Exercise directions — All of the data below should be written out exactly.

━━━━━ Record extracts ━━━━━

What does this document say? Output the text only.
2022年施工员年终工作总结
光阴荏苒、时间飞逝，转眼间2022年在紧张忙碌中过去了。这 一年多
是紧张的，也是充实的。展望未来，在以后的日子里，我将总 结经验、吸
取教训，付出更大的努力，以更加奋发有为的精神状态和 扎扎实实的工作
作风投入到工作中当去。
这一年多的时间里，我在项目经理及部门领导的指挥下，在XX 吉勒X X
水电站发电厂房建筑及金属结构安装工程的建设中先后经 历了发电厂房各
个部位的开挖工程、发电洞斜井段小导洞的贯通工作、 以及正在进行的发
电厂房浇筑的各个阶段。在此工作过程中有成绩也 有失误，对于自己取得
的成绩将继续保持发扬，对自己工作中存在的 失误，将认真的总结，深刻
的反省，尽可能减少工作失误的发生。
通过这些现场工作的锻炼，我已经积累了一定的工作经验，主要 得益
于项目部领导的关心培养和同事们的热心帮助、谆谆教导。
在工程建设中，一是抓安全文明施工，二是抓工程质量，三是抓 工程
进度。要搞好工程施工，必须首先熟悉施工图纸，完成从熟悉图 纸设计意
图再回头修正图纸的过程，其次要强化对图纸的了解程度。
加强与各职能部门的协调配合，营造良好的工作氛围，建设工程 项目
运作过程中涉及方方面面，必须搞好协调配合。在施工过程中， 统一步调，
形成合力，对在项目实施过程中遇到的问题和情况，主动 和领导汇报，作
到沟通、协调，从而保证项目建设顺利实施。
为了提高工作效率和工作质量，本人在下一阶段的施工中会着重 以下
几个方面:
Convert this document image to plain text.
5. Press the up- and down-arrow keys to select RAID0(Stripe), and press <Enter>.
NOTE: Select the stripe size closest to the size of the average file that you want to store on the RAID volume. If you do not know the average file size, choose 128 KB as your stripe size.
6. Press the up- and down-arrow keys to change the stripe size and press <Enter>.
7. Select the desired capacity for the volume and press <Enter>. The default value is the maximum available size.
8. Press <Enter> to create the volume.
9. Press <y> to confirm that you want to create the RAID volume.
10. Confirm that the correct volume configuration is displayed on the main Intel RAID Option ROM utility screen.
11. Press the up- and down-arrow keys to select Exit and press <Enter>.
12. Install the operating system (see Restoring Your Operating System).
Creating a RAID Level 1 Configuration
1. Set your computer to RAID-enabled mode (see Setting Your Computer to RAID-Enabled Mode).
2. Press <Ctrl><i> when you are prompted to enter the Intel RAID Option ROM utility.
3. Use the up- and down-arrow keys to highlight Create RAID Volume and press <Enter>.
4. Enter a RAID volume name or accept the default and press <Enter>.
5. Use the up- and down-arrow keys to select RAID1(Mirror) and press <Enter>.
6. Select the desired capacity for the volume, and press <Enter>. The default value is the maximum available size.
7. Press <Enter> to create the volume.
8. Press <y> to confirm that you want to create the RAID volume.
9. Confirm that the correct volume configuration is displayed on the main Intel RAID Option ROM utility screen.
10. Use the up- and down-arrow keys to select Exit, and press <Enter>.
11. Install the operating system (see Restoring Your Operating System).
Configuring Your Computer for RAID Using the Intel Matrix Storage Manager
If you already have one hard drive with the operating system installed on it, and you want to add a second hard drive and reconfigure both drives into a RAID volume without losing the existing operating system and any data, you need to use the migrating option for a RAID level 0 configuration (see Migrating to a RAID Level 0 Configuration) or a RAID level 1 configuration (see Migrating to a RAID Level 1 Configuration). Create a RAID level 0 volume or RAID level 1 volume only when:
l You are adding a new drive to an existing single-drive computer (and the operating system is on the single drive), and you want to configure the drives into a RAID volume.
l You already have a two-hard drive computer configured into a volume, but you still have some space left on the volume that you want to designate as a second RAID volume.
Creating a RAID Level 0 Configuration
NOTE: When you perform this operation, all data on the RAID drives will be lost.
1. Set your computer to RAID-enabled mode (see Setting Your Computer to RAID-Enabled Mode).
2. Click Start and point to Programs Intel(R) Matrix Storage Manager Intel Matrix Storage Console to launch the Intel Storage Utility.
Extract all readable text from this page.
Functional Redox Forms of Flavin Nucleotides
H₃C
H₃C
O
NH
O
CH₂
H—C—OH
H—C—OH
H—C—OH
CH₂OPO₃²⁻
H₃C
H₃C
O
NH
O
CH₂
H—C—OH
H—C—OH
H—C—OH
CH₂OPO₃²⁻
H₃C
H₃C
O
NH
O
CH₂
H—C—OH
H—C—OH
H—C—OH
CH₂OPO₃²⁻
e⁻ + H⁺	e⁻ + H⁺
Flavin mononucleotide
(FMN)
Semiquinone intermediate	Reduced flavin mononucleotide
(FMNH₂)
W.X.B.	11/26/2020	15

━━━━━

Written answer —
What does this document say? Output the text only.
2022年施工员年终工作总结
光阴荏苒、时间飞逝，转眼间2022年在紧张忙碌中过去了。这 一年多
是紧张的，也是充实的。展望未来，在以后的日子里，我将总 结经验、吸
取教训，付出更大的努力，以更加奋发有为的精神状态和 扎扎实实的工作
作风投入到工作中当去。
这一年多的时间里，我在项目经理及部门领导的指挥下，在XX 吉勒X X
水电站发电厂房建筑及金属结构安装工程的建设中先后经 历了发电厂房各
个部位的开挖工程、发电洞斜井段小导洞的贯通工作、 以及正在进行的发
电厂房浇筑的各个阶段。在此工作过程中有成绩也 有失误，对于自己取得
的成绩将继续保持发扬，对自己工作中存在的 失误，将认真的总结，深刻
的反省，尽可能减少工作失误的发生。
通过这些现场工作的锻炼，我已经积累了一定的工作经验，主要 得益
于项目部领导的关心培养和同事们的热心帮助、谆谆教导。
在工程建设中，一是抓安全文明施工，二是抓工程质量，三是抓 工程
进度。要搞好工程施工，必须首先熟悉施工图纸，完成从熟悉图 纸设计意
图再回头修正图纸的过程，其次要强化对图纸的了解程度。
加强与各职能部门的协调配合，营造良好的工作氛围，建设工程 项目
运作过程中涉及方方面面，必须搞好协调配合。在施工过程中， 统一步调，
形成合力，对在项目实施过程中遇到的问题和情况，主动 和领导汇报，作
到沟通、协调，从而保证项目建设顺利实施。
为了提高工作效率和工作质量，本人在下一阶段的施工中会着重 以下
几个方面:
Convert this document image to plain text.
5. Press the up- and down-arrow keys to select RAID0(Stripe), and press <Enter>.
NOTE: Select the stripe size closest to the size of the average file that you want to store on the RAID volume. If you do not know the average file size, choose 128 KB as your stripe size.
6. Press the up- and down-arrow keys to change the stripe size and press <Enter>.
7. Select the desired capacity for the volume and press <Enter>. The default value is the maximum available size.
8. Press <Enter> to create the volume.
9. Press <y> to confirm that you want to create the RAID volume.
10. Confirm that the correct volume configuration is displayed on the main Intel RAID Option ROM utility screen.
11. Press the up- and down-arrow keys to select Exit and press <Enter>.
12. Install the operating system (see Restoring Your Operating System).
Creating a RAID Level 1 Configuration
1. Set your computer to RAID-enabled mode (see Setting Your Computer to RAID-Enabled Mode).
2. Press <Ctrl><i> when you are prompted to enter the Intel RAID Option ROM utility.
3. Use the up- and down-arrow keys to highlight Create RAID Volume and press <Enter>.
4. Enter a RAID volume name or accept the default and press <Enter>.
5. Use the up- and down-arrow keys to select RAID1(Mirror) and press <Enter>.
6. Select the desired capacity for the volume, and press <Enter>. The default value is the maximum available size.
7. Press <Enter> to create the volume.
8. Press <y> to confirm that you want to create the RAID volume.
9. Confirm that the correct volume configuration is displayed on the main Intel RAID Option ROM utility screen.
10. Use the up- and down-arrow keys to select Exit, and press <Enter>.
11. Install the operating system (see Restoring Your Operating System).
Configuring Your Computer for RAID Using the Intel Matrix Storage Manager
If you already have one hard drive with the operating system installed on it, and you want to add a second hard drive and reconfigure both drives into a RAID volume without losing the existing operating system and any data, you need to use the migrating option for a RAID level 0 configuration (see Migrating to a RAID Level 0 Configuration) or a RAID level 1 configuration (see Migrating to a RAID Level 1 Configuration). Create a RAID level 0 volume or RAID level 1 volume only when:
l You are adding a new drive to an existing single-drive computer (and the operating system is on the single drive), and you want to configure the drives into a RAID volume.
l You already have a two-hard drive computer configured into a volume, but you still have some space left on the volume that you want to designate as a second RAID volume.
Creating a RAID Level 0 Configuration
NOTE: When you perform this operation, all data on the RAID drives will be lost.
1. Set your computer to RAID-enabled mode (see Setting Your Computer to RAID-Enabled Mode).
2. Click Start and point to Programs Intel(R) Matrix Storage Manager Intel Matrix Storage Console to launch the Intel Storage Utility.
Extract all readable text from this page.
Functional Redox Forms of Flavin Nucleotides
H₃C
H₃C
O
NH
O
CH₂
H—C—OH
H—C—OH
H—C—OH
CH₂OPO₃²⁻
H₃C
H₃C
O
NH
O
CH₂
H—C—OH
H—C—OH
H—C—OH
CH₂OPO₃²⁻
H₃C
H₃C
O
NH
O
CH₂
H—C—OH
H—C—OH
H—C—OH
CH₂OPO₃²⁻
e⁻ + H⁺	e⁻ + H⁺
Flavin mononucleotide
(FMN)
Semiquinone intermediate	Reduced flavin mononucleotide
(FMNH₂)
W.X.B.	11/26/2020	15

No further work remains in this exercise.